• **Instruction**: Copy each of the items below line for line, with no changes.

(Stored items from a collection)
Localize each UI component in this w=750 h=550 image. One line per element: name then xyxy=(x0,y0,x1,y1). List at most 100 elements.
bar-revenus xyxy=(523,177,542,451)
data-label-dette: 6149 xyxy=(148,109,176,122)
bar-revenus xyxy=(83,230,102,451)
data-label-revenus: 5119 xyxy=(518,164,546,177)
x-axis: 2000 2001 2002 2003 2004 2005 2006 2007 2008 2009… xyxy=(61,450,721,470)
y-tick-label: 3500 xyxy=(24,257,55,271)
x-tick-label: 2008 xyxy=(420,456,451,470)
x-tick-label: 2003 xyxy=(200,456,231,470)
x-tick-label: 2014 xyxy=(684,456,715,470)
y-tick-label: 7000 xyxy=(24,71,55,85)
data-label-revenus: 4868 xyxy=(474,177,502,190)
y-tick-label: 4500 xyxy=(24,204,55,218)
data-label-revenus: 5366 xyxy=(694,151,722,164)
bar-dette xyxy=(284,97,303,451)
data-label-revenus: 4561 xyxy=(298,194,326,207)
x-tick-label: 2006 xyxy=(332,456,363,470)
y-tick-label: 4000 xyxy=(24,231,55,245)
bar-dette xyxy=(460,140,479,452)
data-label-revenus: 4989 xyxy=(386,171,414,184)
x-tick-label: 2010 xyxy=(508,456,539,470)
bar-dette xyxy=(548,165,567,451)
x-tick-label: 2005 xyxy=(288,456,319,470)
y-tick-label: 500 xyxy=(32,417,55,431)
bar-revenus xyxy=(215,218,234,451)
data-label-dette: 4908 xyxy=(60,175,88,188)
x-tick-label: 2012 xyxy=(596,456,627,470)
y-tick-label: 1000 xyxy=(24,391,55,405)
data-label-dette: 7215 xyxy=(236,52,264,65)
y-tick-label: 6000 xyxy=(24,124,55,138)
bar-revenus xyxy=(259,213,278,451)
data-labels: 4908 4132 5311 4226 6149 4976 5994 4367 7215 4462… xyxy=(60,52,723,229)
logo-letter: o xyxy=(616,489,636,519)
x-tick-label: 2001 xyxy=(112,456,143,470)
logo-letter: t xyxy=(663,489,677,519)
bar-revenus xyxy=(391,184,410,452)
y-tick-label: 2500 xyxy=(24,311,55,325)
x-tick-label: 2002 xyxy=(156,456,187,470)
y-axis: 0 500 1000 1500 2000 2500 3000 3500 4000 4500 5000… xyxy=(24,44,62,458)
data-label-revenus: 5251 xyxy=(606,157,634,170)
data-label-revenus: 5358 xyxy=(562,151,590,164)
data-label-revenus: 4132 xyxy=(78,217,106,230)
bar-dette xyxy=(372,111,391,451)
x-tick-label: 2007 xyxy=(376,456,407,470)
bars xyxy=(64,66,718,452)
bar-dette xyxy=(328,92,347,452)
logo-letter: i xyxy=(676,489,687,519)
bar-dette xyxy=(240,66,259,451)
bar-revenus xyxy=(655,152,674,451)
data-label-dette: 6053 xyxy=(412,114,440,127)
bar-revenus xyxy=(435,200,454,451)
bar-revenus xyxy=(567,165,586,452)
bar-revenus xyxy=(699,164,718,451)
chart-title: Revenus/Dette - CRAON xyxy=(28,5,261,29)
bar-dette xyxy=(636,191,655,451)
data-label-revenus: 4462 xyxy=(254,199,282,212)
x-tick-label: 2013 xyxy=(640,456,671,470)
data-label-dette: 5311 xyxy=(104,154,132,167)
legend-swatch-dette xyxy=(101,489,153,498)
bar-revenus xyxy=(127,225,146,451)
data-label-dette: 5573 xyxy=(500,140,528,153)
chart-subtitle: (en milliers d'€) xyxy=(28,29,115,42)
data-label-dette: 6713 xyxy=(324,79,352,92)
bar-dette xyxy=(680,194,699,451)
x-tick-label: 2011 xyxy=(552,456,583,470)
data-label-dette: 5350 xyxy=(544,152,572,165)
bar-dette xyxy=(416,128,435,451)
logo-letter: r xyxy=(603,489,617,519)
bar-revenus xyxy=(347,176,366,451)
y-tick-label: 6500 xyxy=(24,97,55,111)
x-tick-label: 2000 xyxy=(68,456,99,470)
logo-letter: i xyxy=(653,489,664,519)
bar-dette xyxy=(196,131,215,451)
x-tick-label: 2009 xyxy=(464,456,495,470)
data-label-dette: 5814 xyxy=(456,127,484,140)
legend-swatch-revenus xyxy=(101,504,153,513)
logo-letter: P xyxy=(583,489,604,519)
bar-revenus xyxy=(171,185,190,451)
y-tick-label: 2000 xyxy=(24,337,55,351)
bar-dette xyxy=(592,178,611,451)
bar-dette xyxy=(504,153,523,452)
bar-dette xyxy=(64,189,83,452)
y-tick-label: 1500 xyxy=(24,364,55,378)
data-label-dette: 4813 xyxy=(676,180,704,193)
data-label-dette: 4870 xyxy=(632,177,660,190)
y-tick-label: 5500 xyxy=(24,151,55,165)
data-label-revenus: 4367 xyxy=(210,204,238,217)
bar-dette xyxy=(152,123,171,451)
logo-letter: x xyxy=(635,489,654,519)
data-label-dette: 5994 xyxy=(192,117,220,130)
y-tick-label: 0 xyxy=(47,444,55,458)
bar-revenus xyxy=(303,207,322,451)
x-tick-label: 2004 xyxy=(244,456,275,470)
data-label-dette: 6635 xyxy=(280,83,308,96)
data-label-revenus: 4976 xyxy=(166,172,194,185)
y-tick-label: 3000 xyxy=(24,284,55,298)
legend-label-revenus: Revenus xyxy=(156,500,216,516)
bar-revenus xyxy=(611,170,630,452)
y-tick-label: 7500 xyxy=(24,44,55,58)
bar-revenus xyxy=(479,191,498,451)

• **Expected answer**:
Localize each UI component in this w=750 h=550 image. One line per element: name then xyxy=(x0,y0,x1,y1). List at most 100 elements.
bar-revenus xyxy=(523,177,542,451)
data-label-dette: 6149 xyxy=(148,109,176,122)
bar-revenus xyxy=(83,230,102,451)
data-label-revenus: 5119 xyxy=(518,164,546,177)
x-axis: 2000 2001 2002 2003 2004 2005 2006 2007 2008 2009… xyxy=(61,450,721,470)
y-tick-label: 3500 xyxy=(24,257,55,271)
x-tick-label: 2008 xyxy=(420,456,451,470)
x-tick-label: 2003 xyxy=(200,456,231,470)
x-tick-label: 2014 xyxy=(684,456,715,470)
y-tick-label: 7000 xyxy=(24,71,55,85)
data-label-revenus: 4868 xyxy=(474,177,502,190)
y-tick-label: 4500 xyxy=(24,204,55,218)
data-label-revenus: 5366 xyxy=(694,151,722,164)
bar-dette xyxy=(284,97,303,451)
data-label-revenus: 4561 xyxy=(298,194,326,207)
x-tick-label: 2006 xyxy=(332,456,363,470)
y-tick-label: 4000 xyxy=(24,231,55,245)
bar-dette xyxy=(460,140,479,452)
data-label-revenus: 4989 xyxy=(386,171,414,184)
x-tick-label: 2010 xyxy=(508,456,539,470)
bar-dette xyxy=(548,165,567,451)
x-tick-label: 2005 xyxy=(288,456,319,470)
y-tick-label: 500 xyxy=(32,417,55,431)
bar-revenus xyxy=(215,218,234,451)
data-label-dette: 4908 xyxy=(60,175,88,188)
x-tick-label: 2012 xyxy=(596,456,627,470)
y-tick-label: 1000 xyxy=(24,391,55,405)
data-label-dette: 7215 xyxy=(236,52,264,65)
y-tick-label: 6000 xyxy=(24,124,55,138)
bar-revenus xyxy=(259,213,278,451)
data-labels: 4908 4132 5311 4226 6149 4976 5994 4367 7215 4462… xyxy=(60,52,723,229)
logo-letter: o xyxy=(616,489,636,519)
x-tick-label: 2001 xyxy=(112,456,143,470)
logo-letter: t xyxy=(663,489,677,519)
bar-revenus xyxy=(391,184,410,452)
y-tick-label: 2500 xyxy=(24,311,55,325)
x-tick-label: 2002 xyxy=(156,456,187,470)
y-axis: 0 500 1000 1500 2000 2500 3000 3500 4000 4500 5000… xyxy=(24,44,62,458)
data-label-revenus: 5251 xyxy=(606,157,634,170)
data-label-revenus: 5358 xyxy=(562,151,590,164)
data-label-revenus: 4132 xyxy=(78,217,106,230)
bar-dette xyxy=(372,111,391,451)
x-tick-label: 2007 xyxy=(376,456,407,470)
bars xyxy=(64,66,718,452)
bar-dette xyxy=(328,92,347,452)
logo-letter: i xyxy=(676,489,687,519)
bar-dette xyxy=(240,66,259,451)
bar-revenus xyxy=(655,152,674,451)
data-label-dette: 6053 xyxy=(412,114,440,127)
bar-revenus xyxy=(435,200,454,451)
bar-revenus xyxy=(567,165,586,452)
bar-revenus xyxy=(699,164,718,451)
chart-title: Revenus/Dette - CRAON xyxy=(28,5,261,29)
bar-dette xyxy=(636,191,655,451)
data-label-revenus: 4462 xyxy=(254,199,282,212)
x-tick-label: 2013 xyxy=(640,456,671,470)
data-label-dette: 5311 xyxy=(104,154,132,167)
legend-swatch-dette xyxy=(101,489,153,498)
bar-revenus xyxy=(127,225,146,451)
data-label-dette: 5573 xyxy=(500,140,528,153)
chart-subtitle: (en milliers d'€) xyxy=(28,29,115,42)
data-label-dette: 6713 xyxy=(324,79,352,92)
bar-dette xyxy=(680,194,699,451)
x-tick-label: 2011 xyxy=(552,456,583,470)
data-label-dette: 5350 xyxy=(544,152,572,165)
bar-dette xyxy=(416,128,435,451)
logo-letter: r xyxy=(603,489,617,519)
bar-revenus xyxy=(347,176,366,451)
y-tick-label: 6500 xyxy=(24,97,55,111)
x-tick-label: 2000 xyxy=(68,456,99,470)
logo-letter: i xyxy=(653,489,664,519)
bar-dette xyxy=(196,131,215,451)
x-tick-label: 2009 xyxy=(464,456,495,470)
data-label-dette: 5814 xyxy=(456,127,484,140)
legend-swatch-revenus xyxy=(101,504,153,513)
logo-letter: P xyxy=(583,489,604,519)
bar-revenus xyxy=(171,185,190,451)
y-tick-label: 2000 xyxy=(24,337,55,351)
bar-dette xyxy=(592,178,611,451)
bar-dette xyxy=(504,153,523,452)
bar-dette xyxy=(64,189,83,452)
y-tick-label: 1500 xyxy=(24,364,55,378)
data-label-dette: 4813 xyxy=(676,180,704,193)
data-label-dette: 4870 xyxy=(632,177,660,190)
y-tick-label: 5500 xyxy=(24,151,55,165)
data-label-revenus: 4367 xyxy=(210,204,238,217)
bar-dette xyxy=(152,123,171,451)
logo-letter: x xyxy=(635,489,654,519)
data-label-dette: 5994 xyxy=(192,117,220,130)
y-tick-label: 0 xyxy=(47,444,55,458)
bar-revenus xyxy=(303,207,322,451)
x-tick-label: 2004 xyxy=(244,456,275,470)
data-label-dette: 6635 xyxy=(280,83,308,96)
data-label-revenus: 4976 xyxy=(166,172,194,185)
y-tick-label: 3000 xyxy=(24,284,55,298)
legend-label-revenus: Revenus xyxy=(156,500,216,516)
bar-revenus xyxy=(611,170,630,452)
y-tick-label: 7500 xyxy=(24,44,55,58)
bar-revenus xyxy=(479,191,498,451)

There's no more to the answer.